> _AIM OF THE TASK_
Gather all lines from the material that contain "Edit".

> _RECORD EXCERPTS_

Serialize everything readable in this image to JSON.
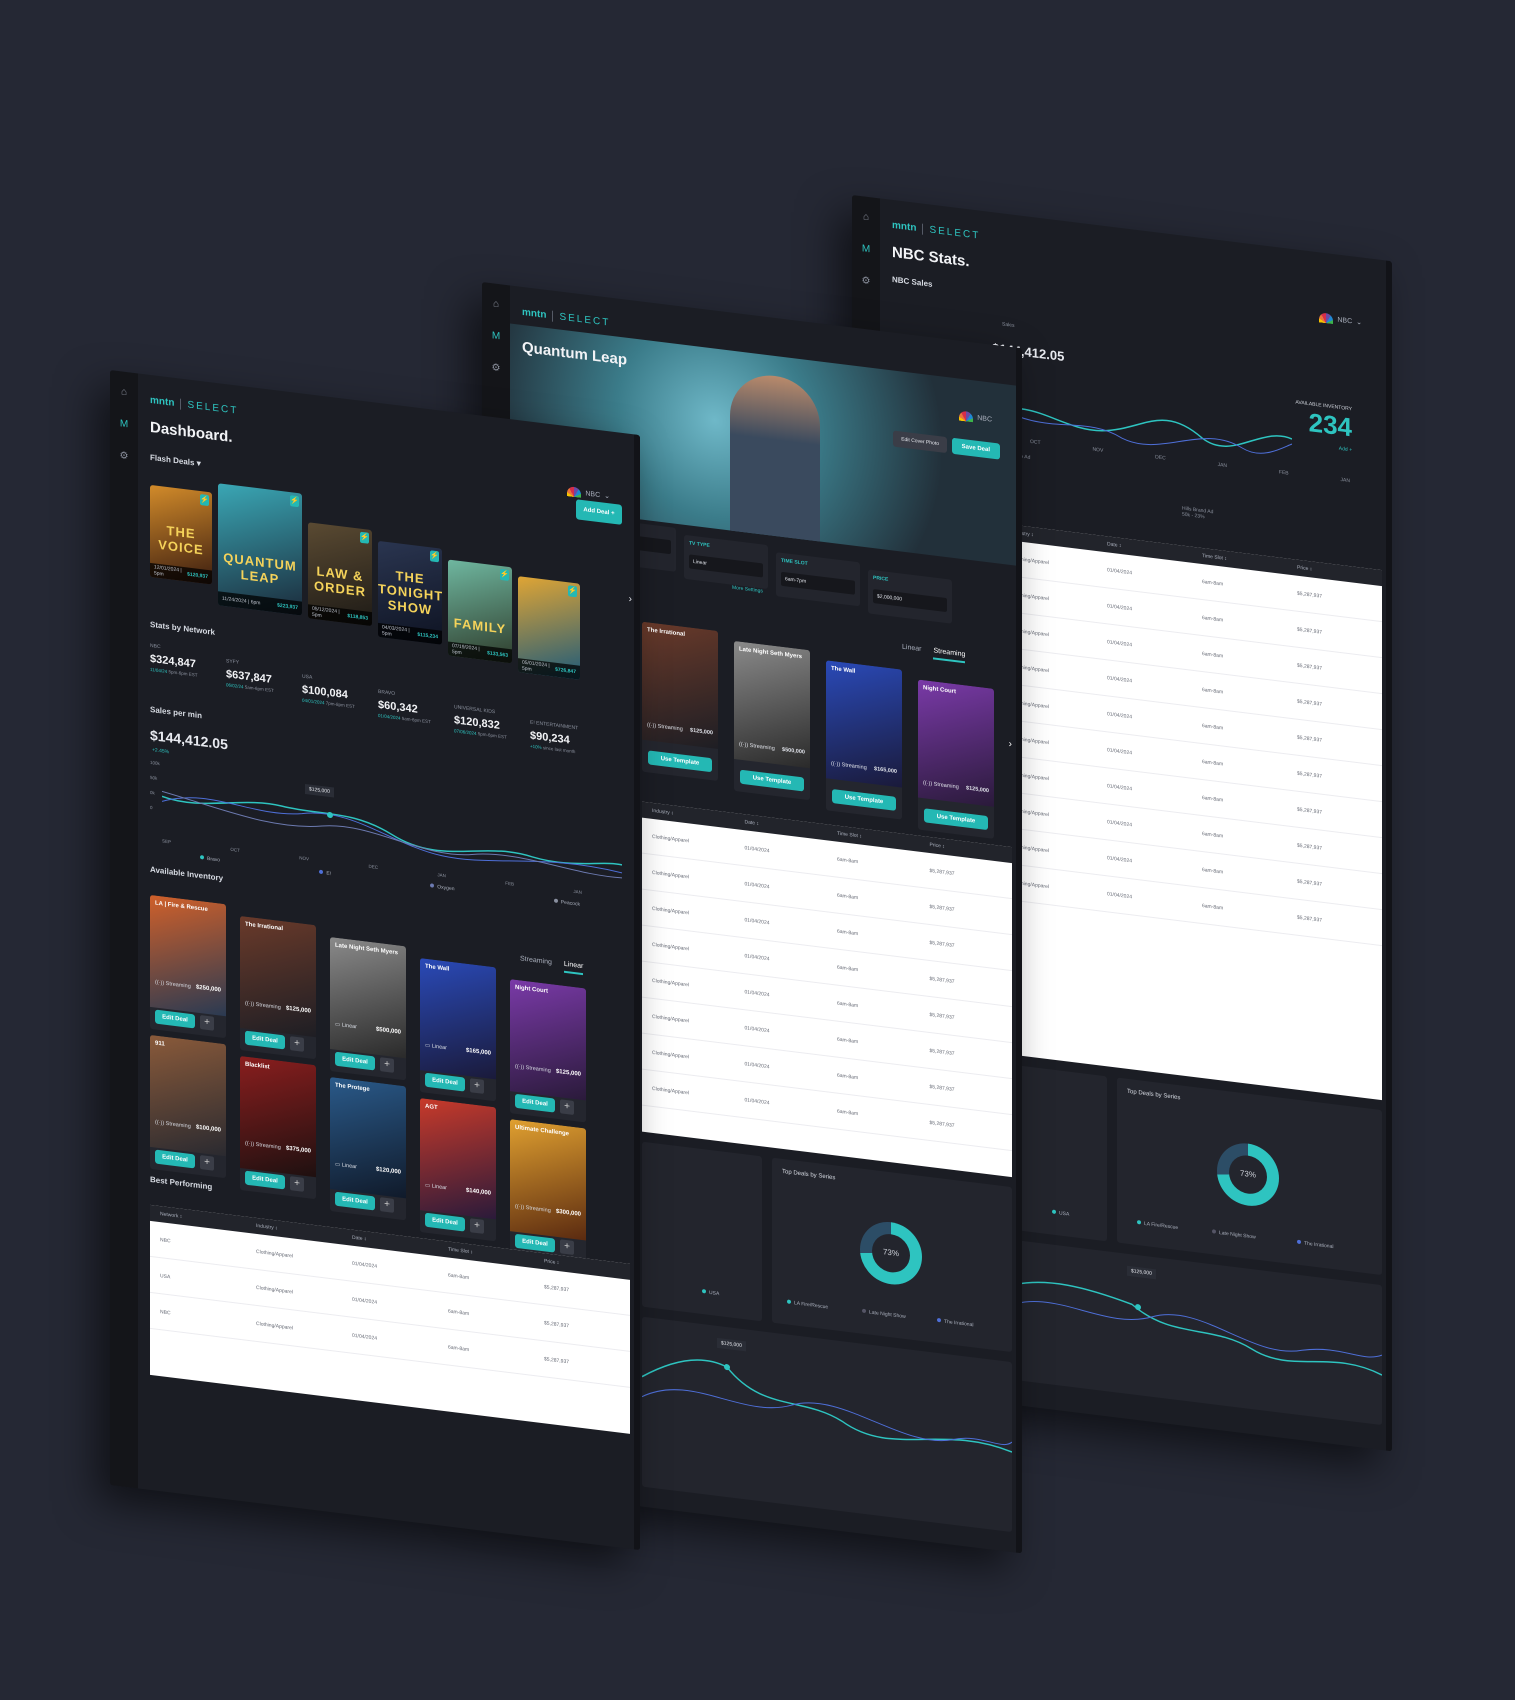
{
  "brand": {
    "logo": "mntn",
    "product": "SELECT"
  },
  "network": "NBC",
  "dashboard": {
    "title": "Dashboard.",
    "flash_deals_label": "Flash Deals",
    "add_deal_label": "Add Deal",
    "flash_deals": [
      {
        "title": "THE VOICE",
        "date": "12/01/2024",
        "time": "5pm",
        "price": "$120,937",
        "color_a": "#d28b2a",
        "color_b": "#3b1d10"
      },
      {
        "title": "QUANTUM LEAP",
        "date": "11/24/2024",
        "time": "6pm",
        "price": "$223,937",
        "color_a": "#3aa7b5",
        "color_b": "#1b2a3a"
      },
      {
        "title": "LAW & ORDER",
        "date": "05/12/2024",
        "time": "5pm",
        "price": "$118,853",
        "color_a": "#5a4a32",
        "color_b": "#1d1a16"
      },
      {
        "title": "THE TONIGHT SHOW",
        "date": "04/03/2024",
        "time": "5pm",
        "price": "$115,234",
        "color_a": "#2a3550",
        "color_b": "#0e1322"
      },
      {
        "title": "FAMILY",
        "date": "07/19/2024",
        "time": "5pm",
        "price": "$133,563",
        "color_a": "#6fb7a0",
        "color_b": "#2e3b2a"
      },
      {
        "title": "",
        "date": "05/01/2024",
        "time": "5pm",
        "price": "$726,847",
        "color_a": "#e0a534",
        "color_b": "#1d5a7a"
      }
    ],
    "stats_label": "Stats by Network",
    "stats": [
      {
        "network": "NBC",
        "value": "$324,847",
        "date": "11/04/24",
        "time": "5pm-6pm EST"
      },
      {
        "network": "SYFY",
        "value": "$637,847",
        "date": "06/02/24",
        "time": "5am-6pm EST"
      },
      {
        "network": "USA",
        "value": "$100,084",
        "date": "04/01/2024",
        "time": "7pm-8pm EST"
      },
      {
        "network": "BRAVO",
        "value": "$60,342",
        "date": "01/04/2024",
        "time": "5am-6pm EST"
      },
      {
        "network": "UNIVERSAL KIDS",
        "value": "$120,832",
        "date": "07/06/2024",
        "time": "5pm-6pm EST"
      },
      {
        "network": "E! ENTERTAINMENT",
        "value": "$90,234",
        "date": "+10%",
        "time": "since last month"
      }
    ],
    "sales_label": "Sales per min",
    "sales_value": "$144,412.05",
    "sales_change": "+2.45%",
    "tooltip": "$125,000",
    "y_ticks": [
      "100k",
      "50k",
      "0k",
      "0"
    ],
    "x_ticks": [
      "SEP",
      "OCT",
      "NOV",
      "DEC",
      "JAN",
      "FEB",
      "JAN"
    ],
    "legend": [
      "Bravo",
      "E!",
      "Oxygen",
      "Peacock"
    ],
    "inventory_label": "Available Inventory",
    "tab_streaming": "Streaming",
    "tab_linear": "Linear",
    "edit_deal": "Edit Deal",
    "inventory": [
      {
        "title": "LA | Fire & Rescue",
        "type": "Streaming",
        "price": "$250,000",
        "color_a": "#d0602a",
        "color_b": "#2a3a52"
      },
      {
        "title": "The Irrational",
        "type": "Streaming",
        "price": "$125,000",
        "color_a": "#6a3a2a",
        "color_b": "#1e1e24"
      },
      {
        "title": "Late Night Seth Myers",
        "type": "Linear",
        "price": "$500,000",
        "color_a": "#8a8a8a",
        "color_b": "#2a2a2a"
      },
      {
        "title": "The Wall",
        "type": "Linear",
        "price": "$165,000",
        "color_a": "#2a4ab8",
        "color_b": "#1a1a3a"
      },
      {
        "title": "Night Court",
        "type": "Streaming",
        "price": "$125,000",
        "color_a": "#7a3aa8",
        "color_b": "#2a1a3a"
      },
      {
        "title": "911",
        "type": "Streaming",
        "price": "$100,000",
        "color_a": "#8a5a3a",
        "color_b": "#2a2a30"
      },
      {
        "title": "Blacklist",
        "type": "Streaming",
        "price": "$375,000",
        "color_a": "#8a1e1e",
        "color_b": "#1e1010"
      },
      {
        "title": "The Protege",
        "type": "Linear",
        "price": "$120,000",
        "color_a": "#2a5a8a",
        "color_b": "#101a2a"
      },
      {
        "title": "AGT",
        "type": "Linear",
        "price": "$140,000",
        "color_a": "#c83a2a",
        "color_b": "#2a1a3a"
      },
      {
        "title": "Ultimate Challenge",
        "type": "Streaming",
        "price": "$300,000",
        "color_a": "#e0a030",
        "color_b": "#5a2a10"
      }
    ],
    "best_label": "Best Performing",
    "table_headers": [
      "Network",
      "Industry",
      "Date",
      "Time Slot",
      "Price"
    ],
    "table_rows": [
      {
        "network": "NBC",
        "industry": "Clothing/Apparel",
        "date": "01/04/2024",
        "slot": "6am-8am",
        "price": "$5,287,937"
      },
      {
        "network": "USA",
        "industry": "Clothing/Apparel",
        "date": "01/04/2024",
        "slot": "6am-8am",
        "price": "$5,287,937"
      },
      {
        "network": "NBC",
        "industry": "Clothing/Apparel",
        "date": "01/04/2024",
        "slot": "6am-8am",
        "price": "$5,287,937"
      }
    ]
  },
  "deal": {
    "title": "Quantum Leap",
    "edit_cover": "Edit Cover Photo",
    "save_deal": "Save Deal",
    "fields": [
      {
        "label": "",
        "value": "1/2024"
      },
      {
        "label": "TV TYPE",
        "value": "Linear"
      },
      {
        "label": "TIME SLOT",
        "value": "6am-7pm"
      },
      {
        "label": "PRICE",
        "value": "$2,000,000"
      }
    ],
    "more_settings": "More Settings",
    "tab_linear": "Linear",
    "tab_streaming": "Streaming",
    "use_template": "Use Template",
    "templates": [
      {
        "title": "The Irrational",
        "type": "Streaming",
        "price": "$125,000",
        "color_a": "#6a3a2a",
        "color_b": "#1e1e24"
      },
      {
        "title": "Late Night Seth Myers",
        "type": "Streaming",
        "price": "$500,000",
        "color_a": "#8a8a8a",
        "color_b": "#2a2a2a"
      },
      {
        "title": "The Wall",
        "type": "Streaming",
        "price": "$165,000",
        "color_a": "#2a4ab8",
        "color_b": "#1a1a3a"
      },
      {
        "title": "Night Court",
        "type": "Streaming",
        "price": "$125,000",
        "color_a": "#7a3aa8",
        "color_b": "#2a1a3a"
      }
    ],
    "table_headers": [
      "Industry",
      "Date",
      "Time Slot",
      "Price"
    ],
    "row": {
      "industry": "Clothing/Apparel",
      "date": "01/04/2024",
      "slot": "6am-8am",
      "price": "$5,287,937"
    },
    "top_deals": "Top Deals by Series",
    "donut_value": "73%",
    "donut_legend": [
      "LA Fire/Rescue",
      "Late Night Show",
      "The Irrational"
    ],
    "usa": "USA",
    "tooltip": "$125,000"
  },
  "stats_page": {
    "title": "NBC Stats.",
    "sales_label": "NBC Sales",
    "sales_sub": "Sales",
    "sales_value": "$144,412.05",
    "inventory_label": "AVAILABLE INVENTORY",
    "inventory_value": "234",
    "add": "Add +",
    "x_ticks": [
      "OCT",
      "NOV",
      "DEC",
      "JAN",
      "FEB",
      "JAN"
    ],
    "ann_a": "CTV Brisbane Ad",
    "ann_a_sub": "40k - 52%",
    "ann_b": "Hills Brand Ad",
    "ann_b_sub": "50k - 23%",
    "table_headers": [
      "Industry",
      "Date",
      "Time Slot",
      "Price"
    ],
    "row": {
      "industry": "Clothing/Apparel",
      "date": "01/04/2024",
      "slot": "6am-8am",
      "price": "$5,287,937"
    },
    "top_deals": "Top Deals by Series",
    "donut_value": "73%",
    "donut_legend": [
      "LA Fire/Rescue",
      "Late Night Show",
      "The Irrational"
    ],
    "usa": "USA",
    "tooltip": "$125,000"
  },
  "colors": {
    "accent": "#2ec4c0",
    "bg": "#252834",
    "panel": "#1b1d24"
  }
}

> _THE RESULT_
    "edit_deal": "Edit Deal",
    "edit_cover": "Edit Cover Photo",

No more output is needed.